Dataset excerpt>
***

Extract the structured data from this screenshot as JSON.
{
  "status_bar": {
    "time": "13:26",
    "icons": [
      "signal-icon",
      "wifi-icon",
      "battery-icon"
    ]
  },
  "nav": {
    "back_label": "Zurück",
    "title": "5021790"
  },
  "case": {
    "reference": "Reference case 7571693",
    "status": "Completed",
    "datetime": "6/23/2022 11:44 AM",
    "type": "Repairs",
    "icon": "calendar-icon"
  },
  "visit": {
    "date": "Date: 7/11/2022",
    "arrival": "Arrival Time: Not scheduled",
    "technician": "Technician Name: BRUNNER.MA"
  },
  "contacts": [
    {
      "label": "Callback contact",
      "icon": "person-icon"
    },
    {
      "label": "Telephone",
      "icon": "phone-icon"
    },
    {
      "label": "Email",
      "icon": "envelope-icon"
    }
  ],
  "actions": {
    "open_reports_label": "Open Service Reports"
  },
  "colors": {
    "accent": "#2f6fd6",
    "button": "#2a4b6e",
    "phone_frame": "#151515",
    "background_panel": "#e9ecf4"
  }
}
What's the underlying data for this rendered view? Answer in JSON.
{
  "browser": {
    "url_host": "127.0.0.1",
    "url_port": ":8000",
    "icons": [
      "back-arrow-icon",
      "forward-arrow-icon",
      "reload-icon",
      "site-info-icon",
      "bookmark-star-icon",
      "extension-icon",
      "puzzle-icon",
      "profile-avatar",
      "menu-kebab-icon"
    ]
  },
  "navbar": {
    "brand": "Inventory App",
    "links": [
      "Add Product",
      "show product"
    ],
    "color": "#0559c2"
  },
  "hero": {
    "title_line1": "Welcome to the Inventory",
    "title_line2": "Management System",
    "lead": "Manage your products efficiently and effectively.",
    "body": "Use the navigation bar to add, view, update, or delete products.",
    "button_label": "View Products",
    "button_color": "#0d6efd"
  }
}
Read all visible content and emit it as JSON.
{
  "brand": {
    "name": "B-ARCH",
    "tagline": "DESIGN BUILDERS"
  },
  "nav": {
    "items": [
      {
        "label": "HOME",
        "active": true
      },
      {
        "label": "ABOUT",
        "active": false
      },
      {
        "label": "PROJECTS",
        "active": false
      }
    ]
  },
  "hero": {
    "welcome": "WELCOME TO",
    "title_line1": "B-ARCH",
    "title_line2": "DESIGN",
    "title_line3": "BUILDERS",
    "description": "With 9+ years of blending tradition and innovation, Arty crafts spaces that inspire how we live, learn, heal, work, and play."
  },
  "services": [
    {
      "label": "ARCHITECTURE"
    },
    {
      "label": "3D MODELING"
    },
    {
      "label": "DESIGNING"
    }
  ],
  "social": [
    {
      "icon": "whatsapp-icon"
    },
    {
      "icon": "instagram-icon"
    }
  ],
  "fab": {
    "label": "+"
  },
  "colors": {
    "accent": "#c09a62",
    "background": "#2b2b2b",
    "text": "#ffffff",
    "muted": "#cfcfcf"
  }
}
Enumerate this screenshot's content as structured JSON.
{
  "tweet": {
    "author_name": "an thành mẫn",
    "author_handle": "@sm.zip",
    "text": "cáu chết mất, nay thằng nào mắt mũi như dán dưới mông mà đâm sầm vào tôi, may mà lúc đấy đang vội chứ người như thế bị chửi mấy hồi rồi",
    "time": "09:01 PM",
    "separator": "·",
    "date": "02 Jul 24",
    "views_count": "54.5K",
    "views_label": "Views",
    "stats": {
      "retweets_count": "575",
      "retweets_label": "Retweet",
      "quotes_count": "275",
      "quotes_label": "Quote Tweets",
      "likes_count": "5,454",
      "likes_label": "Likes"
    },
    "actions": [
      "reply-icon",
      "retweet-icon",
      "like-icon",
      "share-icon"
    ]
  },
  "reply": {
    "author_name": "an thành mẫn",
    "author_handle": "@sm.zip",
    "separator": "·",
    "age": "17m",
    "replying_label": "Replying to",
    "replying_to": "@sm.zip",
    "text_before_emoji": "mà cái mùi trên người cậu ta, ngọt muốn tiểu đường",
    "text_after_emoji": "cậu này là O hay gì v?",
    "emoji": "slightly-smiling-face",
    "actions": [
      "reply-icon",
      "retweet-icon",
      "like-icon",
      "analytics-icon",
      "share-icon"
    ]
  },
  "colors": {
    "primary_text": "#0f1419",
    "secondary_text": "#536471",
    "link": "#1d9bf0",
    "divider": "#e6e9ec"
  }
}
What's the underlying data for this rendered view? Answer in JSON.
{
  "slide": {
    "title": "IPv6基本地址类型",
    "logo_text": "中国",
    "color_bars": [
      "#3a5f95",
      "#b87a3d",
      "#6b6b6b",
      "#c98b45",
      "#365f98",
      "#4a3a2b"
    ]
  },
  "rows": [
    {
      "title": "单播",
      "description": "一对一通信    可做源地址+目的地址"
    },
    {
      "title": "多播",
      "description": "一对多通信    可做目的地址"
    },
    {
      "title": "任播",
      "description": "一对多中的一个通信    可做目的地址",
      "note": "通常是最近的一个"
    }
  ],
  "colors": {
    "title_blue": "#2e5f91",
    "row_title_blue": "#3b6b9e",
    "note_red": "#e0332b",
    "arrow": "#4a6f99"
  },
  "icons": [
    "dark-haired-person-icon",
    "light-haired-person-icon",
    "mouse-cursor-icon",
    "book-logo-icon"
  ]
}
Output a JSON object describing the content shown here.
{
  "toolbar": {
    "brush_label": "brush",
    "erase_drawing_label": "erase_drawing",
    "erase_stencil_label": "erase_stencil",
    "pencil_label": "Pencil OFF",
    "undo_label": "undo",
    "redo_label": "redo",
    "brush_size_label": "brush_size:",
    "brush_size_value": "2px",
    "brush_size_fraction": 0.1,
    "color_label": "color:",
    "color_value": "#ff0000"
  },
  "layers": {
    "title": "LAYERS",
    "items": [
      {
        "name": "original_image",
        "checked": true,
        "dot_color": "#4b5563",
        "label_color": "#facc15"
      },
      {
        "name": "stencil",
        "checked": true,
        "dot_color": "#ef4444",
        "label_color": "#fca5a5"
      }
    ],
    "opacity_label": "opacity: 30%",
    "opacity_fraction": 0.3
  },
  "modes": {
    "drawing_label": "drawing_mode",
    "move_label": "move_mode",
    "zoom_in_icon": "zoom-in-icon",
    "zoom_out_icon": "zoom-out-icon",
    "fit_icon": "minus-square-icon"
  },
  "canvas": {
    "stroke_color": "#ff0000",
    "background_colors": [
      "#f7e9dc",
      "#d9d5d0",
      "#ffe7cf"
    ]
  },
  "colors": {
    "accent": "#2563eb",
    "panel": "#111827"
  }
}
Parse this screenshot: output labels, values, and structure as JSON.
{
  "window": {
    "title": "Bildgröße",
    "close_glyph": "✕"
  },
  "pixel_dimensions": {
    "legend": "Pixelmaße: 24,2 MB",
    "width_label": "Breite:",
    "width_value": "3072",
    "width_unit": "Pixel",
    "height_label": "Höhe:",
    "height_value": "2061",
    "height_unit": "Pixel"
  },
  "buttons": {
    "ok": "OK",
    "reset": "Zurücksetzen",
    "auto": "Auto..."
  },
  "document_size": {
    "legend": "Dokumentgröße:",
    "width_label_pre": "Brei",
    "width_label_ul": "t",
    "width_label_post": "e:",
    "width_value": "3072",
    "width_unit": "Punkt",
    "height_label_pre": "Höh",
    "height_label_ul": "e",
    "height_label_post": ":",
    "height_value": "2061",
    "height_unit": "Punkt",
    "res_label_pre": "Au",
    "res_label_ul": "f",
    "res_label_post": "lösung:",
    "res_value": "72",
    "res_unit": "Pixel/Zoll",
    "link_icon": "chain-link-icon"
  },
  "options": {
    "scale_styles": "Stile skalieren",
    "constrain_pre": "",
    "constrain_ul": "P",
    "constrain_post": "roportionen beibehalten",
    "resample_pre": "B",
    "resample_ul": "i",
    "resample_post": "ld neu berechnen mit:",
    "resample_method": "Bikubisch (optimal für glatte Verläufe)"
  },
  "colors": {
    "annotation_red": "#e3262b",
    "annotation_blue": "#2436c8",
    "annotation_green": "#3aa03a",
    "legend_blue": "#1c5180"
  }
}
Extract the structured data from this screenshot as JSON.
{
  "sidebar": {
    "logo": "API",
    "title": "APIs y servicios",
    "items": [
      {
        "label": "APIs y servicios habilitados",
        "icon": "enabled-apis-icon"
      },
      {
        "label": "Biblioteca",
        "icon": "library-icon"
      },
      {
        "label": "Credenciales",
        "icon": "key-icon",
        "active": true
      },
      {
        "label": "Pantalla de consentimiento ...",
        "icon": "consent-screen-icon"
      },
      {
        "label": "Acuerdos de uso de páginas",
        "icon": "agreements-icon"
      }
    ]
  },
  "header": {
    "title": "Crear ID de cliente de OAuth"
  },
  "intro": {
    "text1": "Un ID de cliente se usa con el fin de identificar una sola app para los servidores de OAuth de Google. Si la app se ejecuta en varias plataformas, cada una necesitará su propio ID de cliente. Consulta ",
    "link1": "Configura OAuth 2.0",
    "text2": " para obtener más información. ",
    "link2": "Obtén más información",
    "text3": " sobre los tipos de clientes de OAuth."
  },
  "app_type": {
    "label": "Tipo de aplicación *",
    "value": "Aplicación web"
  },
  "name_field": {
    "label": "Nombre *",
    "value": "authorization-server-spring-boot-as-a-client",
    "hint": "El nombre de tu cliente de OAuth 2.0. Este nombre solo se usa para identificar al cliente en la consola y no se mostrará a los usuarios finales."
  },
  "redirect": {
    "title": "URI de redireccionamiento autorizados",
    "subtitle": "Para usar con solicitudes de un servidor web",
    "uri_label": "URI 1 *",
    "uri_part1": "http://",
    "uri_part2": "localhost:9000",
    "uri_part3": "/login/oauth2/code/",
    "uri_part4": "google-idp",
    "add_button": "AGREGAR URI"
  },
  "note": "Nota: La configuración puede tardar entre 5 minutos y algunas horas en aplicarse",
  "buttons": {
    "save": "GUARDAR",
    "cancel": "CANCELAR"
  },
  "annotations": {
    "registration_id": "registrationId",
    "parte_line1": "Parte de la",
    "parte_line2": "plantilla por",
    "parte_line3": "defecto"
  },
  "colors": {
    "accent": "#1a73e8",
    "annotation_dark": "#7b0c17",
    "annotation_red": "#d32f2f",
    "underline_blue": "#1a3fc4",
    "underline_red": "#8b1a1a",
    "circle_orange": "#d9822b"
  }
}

***

WHAT THE EXERCISE ASKS> Which lines hold the word "description"? Copy each of them from the records.

RESPONSE>
    "description": "With 9+ years of blending tradition and innovation, Arty crafts spaces that inspire how we live, learn, heal, work, and play."
      "description": "一对一通信    可做源地址+目的地址"
      "description": "一对多通信    可做目的地址"
      "description": "一对多中的一个通信    可做目的地址",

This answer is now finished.